» **WHAT TO WORK ON**
Without omitting anything, return the records precisely as given.

[A run of records]
▼▼▼

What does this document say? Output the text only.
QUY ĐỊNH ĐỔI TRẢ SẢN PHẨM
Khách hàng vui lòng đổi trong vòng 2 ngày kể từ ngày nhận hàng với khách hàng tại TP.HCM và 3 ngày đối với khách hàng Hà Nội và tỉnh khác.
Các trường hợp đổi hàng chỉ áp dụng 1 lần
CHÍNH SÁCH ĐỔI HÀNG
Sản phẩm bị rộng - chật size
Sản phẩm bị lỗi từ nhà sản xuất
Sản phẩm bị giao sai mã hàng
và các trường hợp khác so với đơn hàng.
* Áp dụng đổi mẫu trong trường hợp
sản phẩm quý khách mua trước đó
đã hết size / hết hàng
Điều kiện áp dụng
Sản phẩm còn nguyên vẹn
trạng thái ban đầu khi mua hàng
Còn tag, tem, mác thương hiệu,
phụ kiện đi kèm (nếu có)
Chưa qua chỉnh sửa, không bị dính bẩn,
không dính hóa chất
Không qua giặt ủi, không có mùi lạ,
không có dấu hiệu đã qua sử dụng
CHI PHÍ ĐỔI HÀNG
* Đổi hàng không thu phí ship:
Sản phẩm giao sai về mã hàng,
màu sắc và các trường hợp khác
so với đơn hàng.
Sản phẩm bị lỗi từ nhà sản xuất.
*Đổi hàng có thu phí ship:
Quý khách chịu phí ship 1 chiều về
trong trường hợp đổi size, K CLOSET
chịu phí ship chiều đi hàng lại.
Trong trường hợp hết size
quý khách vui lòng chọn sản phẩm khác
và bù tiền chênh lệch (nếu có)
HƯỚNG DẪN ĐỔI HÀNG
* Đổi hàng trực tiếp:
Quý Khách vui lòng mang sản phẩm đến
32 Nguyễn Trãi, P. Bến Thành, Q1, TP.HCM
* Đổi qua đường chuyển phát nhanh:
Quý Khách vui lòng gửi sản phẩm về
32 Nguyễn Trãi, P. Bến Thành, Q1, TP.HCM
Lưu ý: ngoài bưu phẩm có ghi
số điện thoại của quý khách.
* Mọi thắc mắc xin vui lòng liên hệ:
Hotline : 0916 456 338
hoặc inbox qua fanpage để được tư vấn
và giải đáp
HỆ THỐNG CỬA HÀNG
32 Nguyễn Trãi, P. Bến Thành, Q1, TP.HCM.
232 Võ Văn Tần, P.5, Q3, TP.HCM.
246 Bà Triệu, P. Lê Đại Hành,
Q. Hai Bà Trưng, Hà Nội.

▲▲▲

» **SOLUTION FOR THIS TASK**
What does this document say? Output the text only.
QUY ĐỊNH ĐỔI TRẢ SẢN PHẨM
Khách hàng vui lòng đổi trong vòng 2 ngày kể từ ngày nhận hàng với khách hàng tại TP.HCM và 3 ngày đối với khách hàng Hà Nội và tỉnh khác.
Các trường hợp đổi hàng chỉ áp dụng 1 lần
CHÍNH SÁCH ĐỔI HÀNG
Sản phẩm bị rộng - chật size
Sản phẩm bị lỗi từ nhà sản xuất
Sản phẩm bị giao sai mã hàng
và các trường hợp khác so với đơn hàng.
* Áp dụng đổi mẫu trong trường hợp
sản phẩm quý khách mua trước đó
đã hết size / hết hàng
Điều kiện áp dụng
Sản phẩm còn nguyên vẹn
trạng thái ban đầu khi mua hàng
Còn tag, tem, mác thương hiệu,
phụ kiện đi kèm (nếu có)
Chưa qua chỉnh sửa, không bị dính bẩn,
không dính hóa chất
Không qua giặt ủi, không có mùi lạ,
không có dấu hiệu đã qua sử dụng
CHI PHÍ ĐỔI HÀNG
* Đổi hàng không thu phí ship:
Sản phẩm giao sai về mã hàng,
màu sắc và các trường hợp khác
so với đơn hàng.
Sản phẩm bị lỗi từ nhà sản xuất.
*Đổi hàng có thu phí ship:
Quý khách chịu phí ship 1 chiều về
trong trường hợp đổi size, K CLOSET
chịu phí ship chiều đi hàng lại.
Trong trường hợp hết size
quý khách vui lòng chọn sản phẩm khác
và bù tiền chênh lệch (nếu có)
HƯỚNG DẪN ĐỔI HÀNG
* Đổi hàng trực tiếp:
Quý Khách vui lòng mang sản phẩm đến
32 Nguyễn Trãi, P. Bến Thành, Q1, TP.HCM
* Đổi qua đường chuyển phát nhanh:
Quý Khách vui lòng gửi sản phẩm về
32 Nguyễn Trãi, P. Bến Thành, Q1, TP.HCM
Lưu ý: ngoài bưu phẩm có ghi
số điện thoại của quý khách.
* Mọi thắc mắc xin vui lòng liên hệ:
Hotline : 0916 456 338
hoặc inbox qua fanpage để được tư vấn
và giải đáp
HỆ THỐNG CỬA HÀNG
32 Nguyễn Trãi, P. Bến Thành, Q1, TP.HCM.
232 Võ Văn Tần, P.5, Q3, TP.HCM.
246 Bà Triệu, P. Lê Đại Hành,
Q. Hai Bà Trưng, Hà Nội.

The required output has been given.